Exercise requirements
For the data below, report only the number of lines containing the string "inżynierskich".

------

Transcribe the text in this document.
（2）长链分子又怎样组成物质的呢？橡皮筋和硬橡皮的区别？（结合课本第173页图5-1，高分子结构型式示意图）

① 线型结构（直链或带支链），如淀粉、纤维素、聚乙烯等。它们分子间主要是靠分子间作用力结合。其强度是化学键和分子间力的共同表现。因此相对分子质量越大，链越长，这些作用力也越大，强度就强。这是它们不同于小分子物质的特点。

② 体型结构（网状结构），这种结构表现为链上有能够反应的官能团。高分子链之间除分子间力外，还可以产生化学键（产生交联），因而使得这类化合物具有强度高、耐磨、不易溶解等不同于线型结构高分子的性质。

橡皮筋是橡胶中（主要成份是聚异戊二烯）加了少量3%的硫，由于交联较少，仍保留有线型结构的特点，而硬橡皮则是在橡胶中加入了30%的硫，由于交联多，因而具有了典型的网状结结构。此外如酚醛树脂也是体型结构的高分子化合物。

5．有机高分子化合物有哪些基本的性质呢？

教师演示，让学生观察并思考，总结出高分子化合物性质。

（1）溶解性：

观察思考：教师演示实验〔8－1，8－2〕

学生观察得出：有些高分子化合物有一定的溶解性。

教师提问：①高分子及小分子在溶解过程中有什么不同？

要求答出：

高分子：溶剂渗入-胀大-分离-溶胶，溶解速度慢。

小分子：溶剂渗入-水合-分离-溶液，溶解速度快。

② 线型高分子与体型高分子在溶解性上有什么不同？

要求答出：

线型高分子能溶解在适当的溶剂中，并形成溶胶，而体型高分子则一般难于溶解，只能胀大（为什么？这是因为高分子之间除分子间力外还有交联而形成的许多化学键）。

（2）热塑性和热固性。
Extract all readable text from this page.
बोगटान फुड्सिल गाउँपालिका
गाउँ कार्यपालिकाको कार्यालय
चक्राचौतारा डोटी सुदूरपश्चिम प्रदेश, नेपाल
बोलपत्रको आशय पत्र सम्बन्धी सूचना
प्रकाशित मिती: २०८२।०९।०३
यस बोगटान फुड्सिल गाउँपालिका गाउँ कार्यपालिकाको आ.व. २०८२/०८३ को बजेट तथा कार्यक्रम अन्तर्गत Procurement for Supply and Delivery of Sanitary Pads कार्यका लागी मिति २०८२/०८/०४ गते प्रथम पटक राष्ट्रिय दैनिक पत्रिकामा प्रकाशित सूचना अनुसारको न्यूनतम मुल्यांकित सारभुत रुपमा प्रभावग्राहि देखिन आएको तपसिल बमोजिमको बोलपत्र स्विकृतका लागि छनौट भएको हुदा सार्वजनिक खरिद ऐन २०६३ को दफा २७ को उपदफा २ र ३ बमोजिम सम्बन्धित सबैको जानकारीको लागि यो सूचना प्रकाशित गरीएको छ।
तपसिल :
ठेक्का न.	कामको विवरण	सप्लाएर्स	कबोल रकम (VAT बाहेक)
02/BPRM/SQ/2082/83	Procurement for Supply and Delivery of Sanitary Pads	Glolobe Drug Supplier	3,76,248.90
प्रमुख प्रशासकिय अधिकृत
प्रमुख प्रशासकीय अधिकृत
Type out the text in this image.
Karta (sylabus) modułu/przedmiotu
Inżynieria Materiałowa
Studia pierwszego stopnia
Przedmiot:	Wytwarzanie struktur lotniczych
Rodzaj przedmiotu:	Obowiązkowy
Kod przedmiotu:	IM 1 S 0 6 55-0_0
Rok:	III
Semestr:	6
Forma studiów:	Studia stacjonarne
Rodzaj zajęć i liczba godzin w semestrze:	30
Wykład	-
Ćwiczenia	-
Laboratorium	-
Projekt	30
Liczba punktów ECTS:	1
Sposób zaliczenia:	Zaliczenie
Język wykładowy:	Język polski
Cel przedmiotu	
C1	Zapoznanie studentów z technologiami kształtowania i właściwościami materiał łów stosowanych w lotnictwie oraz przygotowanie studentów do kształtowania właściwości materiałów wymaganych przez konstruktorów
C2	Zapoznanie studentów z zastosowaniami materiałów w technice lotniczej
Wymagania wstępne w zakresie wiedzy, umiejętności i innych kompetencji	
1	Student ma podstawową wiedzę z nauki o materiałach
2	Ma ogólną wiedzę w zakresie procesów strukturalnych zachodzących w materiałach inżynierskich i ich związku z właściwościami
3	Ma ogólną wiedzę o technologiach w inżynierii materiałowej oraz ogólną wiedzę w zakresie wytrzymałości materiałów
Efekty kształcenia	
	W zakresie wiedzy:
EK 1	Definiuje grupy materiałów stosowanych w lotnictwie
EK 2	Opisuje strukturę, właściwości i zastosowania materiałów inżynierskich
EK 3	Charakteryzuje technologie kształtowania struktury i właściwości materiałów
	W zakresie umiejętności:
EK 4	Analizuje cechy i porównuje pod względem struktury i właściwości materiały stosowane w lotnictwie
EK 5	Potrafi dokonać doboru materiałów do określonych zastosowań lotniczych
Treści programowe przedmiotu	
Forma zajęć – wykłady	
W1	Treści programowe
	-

------

Answer to this task
2